-------- Given information

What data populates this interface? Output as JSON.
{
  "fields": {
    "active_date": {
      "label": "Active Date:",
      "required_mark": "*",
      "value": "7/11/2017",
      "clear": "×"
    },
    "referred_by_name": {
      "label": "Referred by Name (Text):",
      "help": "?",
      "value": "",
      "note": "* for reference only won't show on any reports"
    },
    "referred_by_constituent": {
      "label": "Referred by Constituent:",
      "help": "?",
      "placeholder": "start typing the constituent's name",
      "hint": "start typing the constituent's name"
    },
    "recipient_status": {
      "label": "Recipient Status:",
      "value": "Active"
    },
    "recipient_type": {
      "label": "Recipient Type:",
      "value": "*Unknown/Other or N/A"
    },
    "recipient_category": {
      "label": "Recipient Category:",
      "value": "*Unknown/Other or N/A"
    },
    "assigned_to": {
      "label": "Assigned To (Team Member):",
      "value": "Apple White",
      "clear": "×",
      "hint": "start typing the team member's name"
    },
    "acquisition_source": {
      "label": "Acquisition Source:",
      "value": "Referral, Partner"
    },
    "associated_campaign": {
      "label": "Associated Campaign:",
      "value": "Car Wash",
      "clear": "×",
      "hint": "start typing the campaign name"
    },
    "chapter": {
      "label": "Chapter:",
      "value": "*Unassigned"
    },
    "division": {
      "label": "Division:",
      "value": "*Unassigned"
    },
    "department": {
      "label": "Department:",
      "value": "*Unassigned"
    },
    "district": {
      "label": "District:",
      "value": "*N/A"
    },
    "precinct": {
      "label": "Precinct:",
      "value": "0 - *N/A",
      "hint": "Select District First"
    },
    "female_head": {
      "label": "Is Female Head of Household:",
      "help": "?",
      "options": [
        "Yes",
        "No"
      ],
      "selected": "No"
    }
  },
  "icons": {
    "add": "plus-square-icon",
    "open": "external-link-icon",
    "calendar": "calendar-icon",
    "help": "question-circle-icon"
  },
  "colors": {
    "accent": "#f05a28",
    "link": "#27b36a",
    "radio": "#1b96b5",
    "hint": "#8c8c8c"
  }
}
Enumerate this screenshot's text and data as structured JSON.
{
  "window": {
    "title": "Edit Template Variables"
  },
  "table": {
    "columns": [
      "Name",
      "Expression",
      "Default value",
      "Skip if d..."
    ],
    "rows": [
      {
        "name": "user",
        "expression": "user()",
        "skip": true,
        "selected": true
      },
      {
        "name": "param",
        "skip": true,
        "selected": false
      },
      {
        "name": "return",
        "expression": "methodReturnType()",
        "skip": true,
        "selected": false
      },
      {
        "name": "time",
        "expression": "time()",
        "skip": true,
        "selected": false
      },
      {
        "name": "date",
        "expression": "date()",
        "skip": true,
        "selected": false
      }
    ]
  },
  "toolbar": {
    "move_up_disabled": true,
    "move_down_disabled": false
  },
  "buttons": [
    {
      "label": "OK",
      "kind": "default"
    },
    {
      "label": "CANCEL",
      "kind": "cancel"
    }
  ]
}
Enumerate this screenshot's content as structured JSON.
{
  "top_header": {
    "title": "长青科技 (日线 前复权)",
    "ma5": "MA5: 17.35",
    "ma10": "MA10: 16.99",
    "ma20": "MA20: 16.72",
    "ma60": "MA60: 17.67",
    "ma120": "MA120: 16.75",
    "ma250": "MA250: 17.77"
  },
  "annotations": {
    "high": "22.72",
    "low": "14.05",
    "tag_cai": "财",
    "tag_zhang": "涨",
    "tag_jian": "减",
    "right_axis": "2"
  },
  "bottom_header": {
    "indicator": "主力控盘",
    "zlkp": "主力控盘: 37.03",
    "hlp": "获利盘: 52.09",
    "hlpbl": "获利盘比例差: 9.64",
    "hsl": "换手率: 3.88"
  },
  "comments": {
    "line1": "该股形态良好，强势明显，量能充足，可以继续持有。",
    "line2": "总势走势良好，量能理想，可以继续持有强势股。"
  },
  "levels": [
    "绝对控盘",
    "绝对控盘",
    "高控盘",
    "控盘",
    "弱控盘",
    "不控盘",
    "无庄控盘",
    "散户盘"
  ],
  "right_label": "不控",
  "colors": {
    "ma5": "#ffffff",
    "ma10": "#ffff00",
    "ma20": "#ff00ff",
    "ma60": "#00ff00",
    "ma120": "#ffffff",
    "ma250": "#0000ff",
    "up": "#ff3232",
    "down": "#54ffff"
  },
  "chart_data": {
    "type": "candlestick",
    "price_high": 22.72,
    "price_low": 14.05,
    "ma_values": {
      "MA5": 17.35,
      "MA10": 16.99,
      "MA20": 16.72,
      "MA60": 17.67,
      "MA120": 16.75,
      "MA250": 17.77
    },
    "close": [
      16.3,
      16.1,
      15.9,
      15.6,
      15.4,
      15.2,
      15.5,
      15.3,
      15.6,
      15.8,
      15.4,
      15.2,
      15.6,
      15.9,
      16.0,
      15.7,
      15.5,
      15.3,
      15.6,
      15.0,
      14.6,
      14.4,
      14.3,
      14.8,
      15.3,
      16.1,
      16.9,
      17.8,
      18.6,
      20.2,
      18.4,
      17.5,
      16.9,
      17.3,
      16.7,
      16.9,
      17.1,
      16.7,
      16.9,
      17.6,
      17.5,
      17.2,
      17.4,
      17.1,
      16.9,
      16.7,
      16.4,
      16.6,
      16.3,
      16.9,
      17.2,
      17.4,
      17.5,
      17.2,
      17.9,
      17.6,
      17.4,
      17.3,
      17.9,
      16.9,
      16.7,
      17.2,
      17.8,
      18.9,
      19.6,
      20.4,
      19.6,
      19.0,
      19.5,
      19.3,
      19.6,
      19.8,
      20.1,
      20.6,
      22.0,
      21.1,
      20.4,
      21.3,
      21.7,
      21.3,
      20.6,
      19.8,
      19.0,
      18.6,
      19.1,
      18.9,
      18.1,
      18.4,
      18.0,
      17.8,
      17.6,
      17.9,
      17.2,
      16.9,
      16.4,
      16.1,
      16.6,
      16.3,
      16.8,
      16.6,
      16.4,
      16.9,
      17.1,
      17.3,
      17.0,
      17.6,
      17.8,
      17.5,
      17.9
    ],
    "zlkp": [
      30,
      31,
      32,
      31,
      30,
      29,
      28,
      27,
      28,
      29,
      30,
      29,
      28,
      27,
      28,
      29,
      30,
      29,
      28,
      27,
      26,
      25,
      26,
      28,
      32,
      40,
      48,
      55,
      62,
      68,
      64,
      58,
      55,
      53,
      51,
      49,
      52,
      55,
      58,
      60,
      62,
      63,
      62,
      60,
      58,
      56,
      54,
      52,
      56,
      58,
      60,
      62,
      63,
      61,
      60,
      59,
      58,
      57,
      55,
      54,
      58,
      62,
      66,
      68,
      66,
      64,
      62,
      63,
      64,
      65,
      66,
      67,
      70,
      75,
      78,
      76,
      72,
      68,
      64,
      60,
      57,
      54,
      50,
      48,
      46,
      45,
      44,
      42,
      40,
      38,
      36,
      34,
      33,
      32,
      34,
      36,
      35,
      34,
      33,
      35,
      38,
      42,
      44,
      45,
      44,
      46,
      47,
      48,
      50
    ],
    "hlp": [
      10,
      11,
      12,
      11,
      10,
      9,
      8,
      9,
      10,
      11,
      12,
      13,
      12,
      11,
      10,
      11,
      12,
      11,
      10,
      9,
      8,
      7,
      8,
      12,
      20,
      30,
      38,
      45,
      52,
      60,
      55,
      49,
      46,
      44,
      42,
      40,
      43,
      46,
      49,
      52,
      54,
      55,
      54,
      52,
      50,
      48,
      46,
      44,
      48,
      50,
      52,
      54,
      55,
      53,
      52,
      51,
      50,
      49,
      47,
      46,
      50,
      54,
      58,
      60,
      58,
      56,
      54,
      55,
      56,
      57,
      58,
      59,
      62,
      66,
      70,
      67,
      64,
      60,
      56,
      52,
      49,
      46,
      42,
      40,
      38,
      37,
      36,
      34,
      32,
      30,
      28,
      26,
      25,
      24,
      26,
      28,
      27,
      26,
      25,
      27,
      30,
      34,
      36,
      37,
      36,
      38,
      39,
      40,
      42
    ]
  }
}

----------------

The answer is a single number, the count of lines in the records that contain the string "hint".

5